▶ Problem details
Drop every picture, then transcribe the remaining data exactly.

▶ Data extract
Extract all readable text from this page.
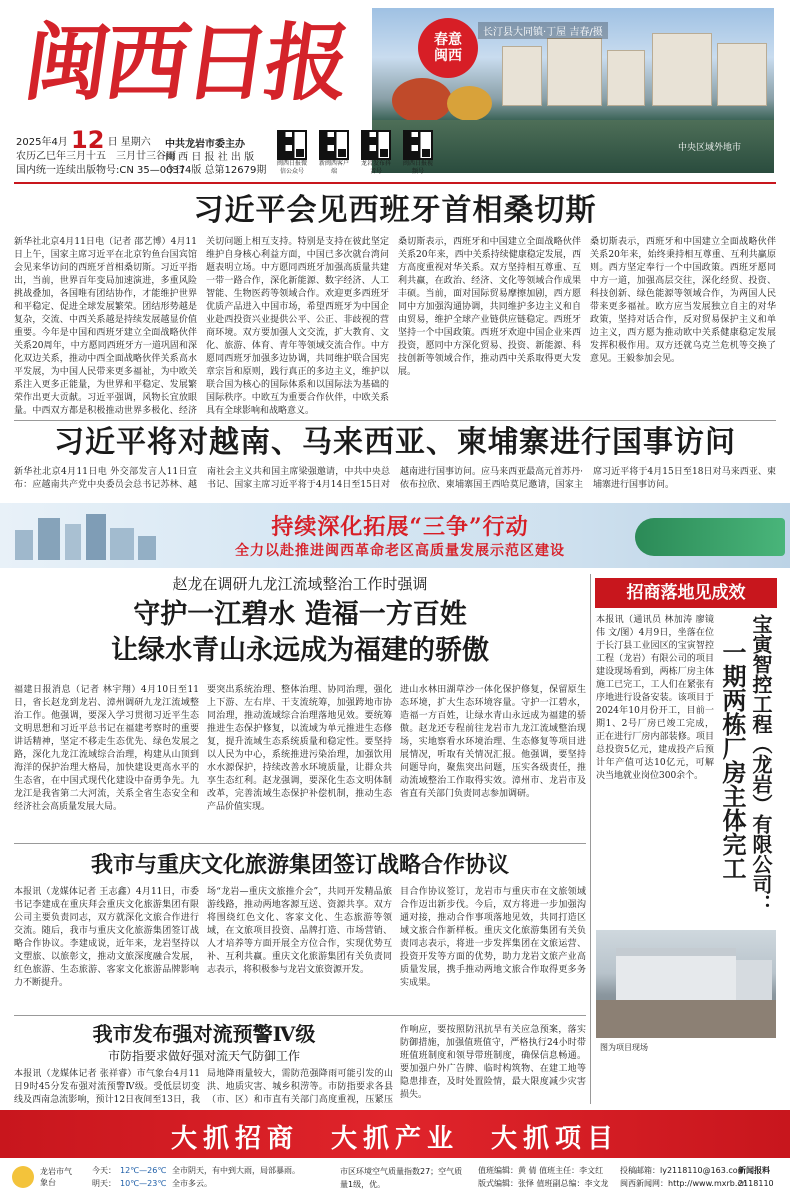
闽西日报	春意
闽西
长汀县大同镇·丁屋 吉春/摄
中央区域外地市
2025年4月 12 日 星期六
农历乙巳年三月十五　三月廿三谷雨
国内统一连续出版物号:CN 35—0037
中共龙岩市委主办
闽 西 日 报 社 出 版
今日4版 总第12679期
闽西日报微信公众号
新闽西客户端
龙岩发布抖音号
闽西日报视频号
习近平会见西班牙首相桑切斯
新华社北京4月11日电（记者 邵艺博）4月11日上午，国家主席习近平在北京钓鱼台国宾馆会见来华访问的西班牙首相桑切斯。习近平指出，当前，世界百年变局加速演进，多重风险挑战叠加，各国唯有团结协作，才能维护世界和平稳定、促进全球发展繁荣。团结形势越是复杂，交流、中西关系越是持续发展越显价值重要。今年是中国和西班牙建立全面战略伙伴关系20周年，中方愿同西班牙方一道巩固和深化双边关系，推动中西全面战略伙伴关系高水平发展，为中国人民带来更多福祉，为中欧关系注入更多正能量，为世界和平稳定、发展繁荣作出更大贡献。习近平强调，风物长宜放眼量。中西双方都是积极推动世界多极化、经济
关切问题上相互支持。特别是支持在彼此坚定维护自身核心利益方面，中国已多次就台湾问题表明立场。中方愿同西班牙加强高质量共建一带一路合作，深化新能源、数字经济、人工智能、生物医药等领域合作。欢迎更多西班牙优质产品进入中国市场，希望西班牙为中国企业赴西投资兴业提供公平、公正、非歧视的营商环境。双方要加强人文交流，扩大教育、文化、旅游、体育、青年等领域交流合作。中方愿同西班牙加强多边协调，共同维护联合国宪章宗旨和原则，践行真正的多边主义，维护以联合国为核心的国际体系和以国际法为基础的国际秩序。中欧互为重要合作伙伴，中欧关系具有全球影响和战略意义。
桑切斯表示，西班牙和中国建立全面战略伙伴关系20年来，西中关系持续健康稳定发展，西方高度重视对华关系。双方坚持相互尊重、互利共赢，在政治、经济、文化等领域合作成果丰硕。当前，面对国际贸易摩擦加剧，西方愿同中方加强沟通协调，共同维护多边主义和自由贸易，维护全球产业链供应链稳定。西班牙坚持一个中国政策。西班牙欢迎中国企业来西投资，愿同中方深化贸易、投资、新能源、科技创新等领域合作，推动西中关系取得更大发展。
桑切斯表示，西班牙和中国建立全面战略伙伴关系20年来，始终秉持相互尊重、互利共赢原则。西方坚定奉行一个中国政策。西班牙愿同中方一道，加强高层交往，深化经贸、投资、科技创新、绿色能源等领域合作，为两国人民带来更多福祉。欧方应当发展独立自主的对华政策，坚持对话合作，反对贸易保护主义和单边主义，西方愿为推动欧中关系健康稳定发展发挥积极作用。双方还就乌克兰危机等交换了意见。王毅参加会见。
习近平将对越南、马来西亚、柬埔寨进行国事访问
新华社北京4月11日电 外交部发言人11日宣布：应越南共产党中央委员会总书记苏林、越南社会主义共和国主席梁强邀请，中共中央总书记、国家主席习近平将于4月14日至15日对越南进行国事访问。应马来西亚最高元首苏丹·依布拉欣、柬埔寨国王西哈莫尼邀请，国家主席习近平将于4月15日至18日对马来西亚、柬埔寨进行国事访问。
持续深化拓展“三争”行动
全力以赴推进闽西革命老区高质量发展示范区建设
赵龙在调研九龙江流域整治工作时强调
守护一江碧水 造福一方百姓
让绿水青山永远成为福建的骄傲
福建日报消息（记者 林宇翔）4月10日至11日，省长赵龙到龙岩、漳州调研九龙江流域整治工作。他强调，要深入学习贯彻习近平生态文明思想和习近平总书记在福建考察时的重要讲话精神，坚定不移走生态优先、绿色发展之路，深化九龙江流域综合治理，构建从山顶到海洋的保护治理大格局，加快建设更高水平的生态省，在中国式现代化建设中奋勇争先。九龙江是我省第二大河流，关系全省生态安全和经济社会高质量发展大局。
要突出系统治理、整体治理、协同治理，强化上下游、左右岸、干支流统筹，加强跨地市协同治理，推动流域综合治理落地见效。要统筹推进生态保护修复，以流域为单元推进生态修复，提升流域生态系统质量和稳定性。要坚持以人民为中心，系统推进污染治理，加强饮用水水源保护，持续改善水环境质量，让群众共享生态红利。赵龙强调，要深化生态文明体制改革，完善流域生态保护补偿机制，推动生态产品价值实现。
进山水林田湖草沙一体化保护修复，保留原生态环境，扩大生态环境容量。守护一江碧水，造福一方百姓，让绿水青山永远成为福建的骄傲。赵龙还专程前往龙岩市九龙江流域整治现场，实地察看水环境治理、生态修复等项目进展情况，听取有关情况汇报。他强调，要坚持问题导向，聚焦突出问题，压实各级责任，推动流域整治工作取得实效。漳州市、龙岩市及省直有关部门负责同志参加调研。
我市与重庆文化旅游集团签订战略合作协议
本报讯（龙媒体记者 王志鑫）4月11日，市委书记李建成在重庆拜会重庆文化旅游集团有限公司主要负责同志，双方就深化文旅合作进行交流。随后，我市与重庆文化旅游集团签订战略合作协议。李建成说，近年来，龙岩坚持以文塑旅、以旅彰文，推动文旅深度融合发展，红色旅游、生态旅游、客家文化旅游品牌影响力不断提升。
场“龙岩—重庆文旅推介会”，共同开发精品旅游线路，推动两地客源互送、资源共享。双方将围绕红色文化、客家文化、生态旅游等领域，在文旅项目投资、品牌打造、市场营销、人才培养等方面开展全方位合作，实现优势互补、互利共赢。重庆文化旅游集团有关负责同志表示，将积极参与龙岩文旅资源开发。
目合作协议签订，龙岩市与重庆市在文旅领域合作迈出新步伐。今后，双方将进一步加强沟通对接，推动合作事项落地见效，共同打造区域文旅合作新样板。重庆文化旅游集团有关负责同志表示，将进一步发挥集团在文旅运营、投资开发等方面的优势，助力龙岩文旅产业高质量发展，携手推动两地文旅合作取得更多务实成果。
我市发布强对流预警Ⅳ级
市防指要求做好强对流天气防御工作
本报讯（龙媒体记者 张祥睿）市气象台4月11日9时45分发布强对流预警Ⅳ级。受低层切变线及西南急流影响，预计12日夜间至13日，我
局地降雨量较大，需防范强降雨可能引发的山洪、地质灾害、城乡积涝等。市防指要求各县（市、区）和市直有关部门高度重视，压紧压
作响应，要按照防汛抗旱有关应急预案，落实防御措施，加强值班值守，严格执行24小时带班值班制度和领导带班制度，确保信息畅通。要加强户外广告牌、临时构筑物、在建工地等隐患排查，及时处置险情，最大限度减少灾害损失。
招商落地见成效
本报讯（通讯员 林加涛 廖镜伟 文/图）4月9日，坐落在位于长汀县工业园区的宝寅智控工程（龙岩）有限公司的项目建设现场看到，两栋厂房主体施工已完工，工人们在紧张有序地进行设备安装。该项目于2024年10月份开工，目前一期1、2号厂房已竣工完成，正在进行厂房内部装修。项目总投资5亿元，建成投产后预计年产值可达10亿元，可解决当地就业岗位300余个。	宝寅智控工程（龙岩）有限公司：
一期两栋厂房主体完工
图为项目现场
大抓招商　大抓产业　大抓项目
龙岩市气象台
今天：
明天：
12℃—26℃
10℃—23℃
全市阴天，有中到大雨，局部暴雨。
全市多云。
市区环境空气质量指数27；空气质量1级，优。
值班编辑：黄 倩 值班主任：李文红
版式编辑：张怿 值班副总编：李文龙
投稿邮箱：ly2118110@163.com
闽西新闻网：http://www.mxrb.cn
新闻报料
2118110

▶ The response
Extract all readable text from this page.
闽西日报	春意
闽西
长汀县大同镇·丁屋 吉春/摄
中央区域外地市
2025年4月 12 日 星期六
农历乙巳年三月十五　三月廿三谷雨
国内统一连续出版物号:CN 35—0037
中共龙岩市委主办
闽 西 日 报 社 出 版
今日4版 总第12679期
闽西日报微信公众号
新闽西客户端
龙岩发布抖音号
闽西日报视频号
习近平会见西班牙首相桑切斯
新华社北京4月11日电（记者 邵艺博）4月11日上午，国家主席习近平在北京钓鱼台国宾馆会见来华访问的西班牙首相桑切斯。习近平指出，当前，世界百年变局加速演进，多重风险挑战叠加，各国唯有团结协作，才能维护世界和平稳定、促进全球发展繁荣。团结形势越是复杂，交流、中西关系越是持续发展越显价值重要。今年是中国和西班牙建立全面战略伙伴关系20周年，中方愿同西班牙方一道巩固和深化双边关系，推动中西全面战略伙伴关系高水平发展，为中国人民带来更多福祉，为中欧关系注入更多正能量，为世界和平稳定、发展繁荣作出更大贡献。习近平强调，风物长宜放眼量。中西双方都是积极推动世界多极化、经济
关切问题上相互支持。特别是支持在彼此坚定维护自身核心利益方面，中国已多次就台湾问题表明立场。中方愿同西班牙加强高质量共建一带一路合作，深化新能源、数字经济、人工智能、生物医药等领域合作。欢迎更多西班牙优质产品进入中国市场，希望西班牙为中国企业赴西投资兴业提供公平、公正、非歧视的营商环境。双方要加强人文交流，扩大教育、文化、旅游、体育、青年等领域交流合作。中方愿同西班牙加强多边协调，共同维护联合国宪章宗旨和原则，践行真正的多边主义，维护以联合国为核心的国际体系和以国际法为基础的国际秩序。中欧互为重要合作伙伴，中欧关系具有全球影响和战略意义。
桑切斯表示，西班牙和中国建立全面战略伙伴关系20年来，西中关系持续健康稳定发展，西方高度重视对华关系。双方坚持相互尊重、互利共赢，在政治、经济、文化等领域合作成果丰硕。当前，面对国际贸易摩擦加剧，西方愿同中方加强沟通协调，共同维护多边主义和自由贸易，维护全球产业链供应链稳定。西班牙坚持一个中国政策。西班牙欢迎中国企业来西投资，愿同中方深化贸易、投资、新能源、科技创新等领域合作，推动西中关系取得更大发展。
桑切斯表示，西班牙和中国建立全面战略伙伴关系20年来，始终秉持相互尊重、互利共赢原则。西方坚定奉行一个中国政策。西班牙愿同中方一道，加强高层交往，深化经贸、投资、科技创新、绿色能源等领域合作，为两国人民带来更多福祉。欧方应当发展独立自主的对华政策，坚持对话合作，反对贸易保护主义和单边主义，西方愿为推动欧中关系健康稳定发展发挥积极作用。双方还就乌克兰危机等交换了意见。王毅参加会见。
习近平将对越南、马来西亚、柬埔寨进行国事访问
新华社北京4月11日电 外交部发言人11日宣布：应越南共产党中央委员会总书记苏林、越南社会主义共和国主席梁强邀请，中共中央总书记、国家主席习近平将于4月14日至15日对越南进行国事访问。应马来西亚最高元首苏丹·依布拉欣、柬埔寨国王西哈莫尼邀请，国家主席习近平将于4月15日至18日对马来西亚、柬埔寨进行国事访问。
持续深化拓展“三争”行动
全力以赴推进闽西革命老区高质量发展示范区建设
赵龙在调研九龙江流域整治工作时强调
守护一江碧水 造福一方百姓
让绿水青山永远成为福建的骄傲
福建日报消息（记者 林宇翔）4月10日至11日，省长赵龙到龙岩、漳州调研九龙江流域整治工作。他强调，要深入学习贯彻习近平生态文明思想和习近平总书记在福建考察时的重要讲话精神，坚定不移走生态优先、绿色发展之路，深化九龙江流域综合治理，构建从山顶到海洋的保护治理大格局，加快建设更高水平的生态省，在中国式现代化建设中奋勇争先。九龙江是我省第二大河流，关系全省生态安全和经济社会高质量发展大局。
要突出系统治理、整体治理、协同治理，强化上下游、左右岸、干支流统筹，加强跨地市协同治理，推动流域综合治理落地见效。要统筹推进生态保护修复，以流域为单元推进生态修复，提升流域生态系统质量和稳定性。要坚持以人民为中心，系统推进污染治理，加强饮用水水源保护，持续改善水环境质量，让群众共享生态红利。赵龙强调，要深化生态文明体制改革，完善流域生态保护补偿机制，推动生态产品价值实现。
进山水林田湖草沙一体化保护修复，保留原生态环境，扩大生态环境容量。守护一江碧水，造福一方百姓，让绿水青山永远成为福建的骄傲。赵龙还专程前往龙岩市九龙江流域整治现场，实地察看水环境治理、生态修复等项目进展情况，听取有关情况汇报。他强调，要坚持问题导向，聚焦突出问题，压实各级责任，推动流域整治工作取得实效。漳州市、龙岩市及省直有关部门负责同志参加调研。
我市与重庆文化旅游集团签订战略合作协议
本报讯（龙媒体记者 王志鑫）4月11日，市委书记李建成在重庆拜会重庆文化旅游集团有限公司主要负责同志，双方就深化文旅合作进行交流。随后，我市与重庆文化旅游集团签订战略合作协议。李建成说，近年来，龙岩坚持以文塑旅、以旅彰文，推动文旅深度融合发展，红色旅游、生态旅游、客家文化旅游品牌影响力不断提升。
场“龙岩—重庆文旅推介会”，共同开发精品旅游线路，推动两地客源互送、资源共享。双方将围绕红色文化、客家文化、生态旅游等领域，在文旅项目投资、品牌打造、市场营销、人才培养等方面开展全方位合作，实现优势互补、互利共赢。重庆文化旅游集团有关负责同志表示，将积极参与龙岩文旅资源开发。
目合作协议签订，龙岩市与重庆市在文旅领域合作迈出新步伐。今后，双方将进一步加强沟通对接，推动合作事项落地见效，共同打造区域文旅合作新样板。重庆文化旅游集团有关负责同志表示，将进一步发挥集团在文旅运营、投资开发等方面的优势，助力龙岩文旅产业高质量发展，携手推动两地文旅合作取得更多务实成果。
我市发布强对流预警Ⅳ级
市防指要求做好强对流天气防御工作
本报讯（龙媒体记者 张祥睿）市气象台4月11日9时45分发布强对流预警Ⅳ级。受低层切变线及西南急流影响，预计12日夜间至13日，我
局地降雨量较大，需防范强降雨可能引发的山洪、地质灾害、城乡积涝等。市防指要求各县（市、区）和市直有关部门高度重视，压紧压
作响应，要按照防汛抗旱有关应急预案，落实防御措施，加强值班值守，严格执行24小时带班值班制度和领导带班制度，确保信息畅通。要加强户外广告牌、临时构筑物、在建工地等隐患排查，及时处置险情，最大限度减少灾害损失。
招商落地见成效
本报讯（通讯员 林加涛 廖镜伟 文/图）4月9日，坐落在位于长汀县工业园区的宝寅智控工程（龙岩）有限公司的项目建设现场看到，两栋厂房主体施工已完工，工人们在紧张有序地进行设备安装。该项目于2024年10月份开工，目前一期1、2号厂房已竣工完成，正在进行厂房内部装修。项目总投资5亿元，建成投产后预计年产值可达10亿元，可解决当地就业岗位300余个。	宝寅智控工程（龙岩）有限公司：
一期两栋厂房主体完工
图为项目现场
大抓招商　大抓产业　大抓项目
龙岩市气象台
今天：
明天：
12℃—26℃
10℃—23℃
全市阴天，有中到大雨，局部暴雨。
全市多云。
市区环境空气质量指数27；空气质量1级，优。
值班编辑：黄 倩 值班主任：李文红
版式编辑：张怿 值班副总编：李文龙
投稿邮箱：ly2118110@163.com
闽西新闻网：http://www.mxrb.cn
新闻报料
2118110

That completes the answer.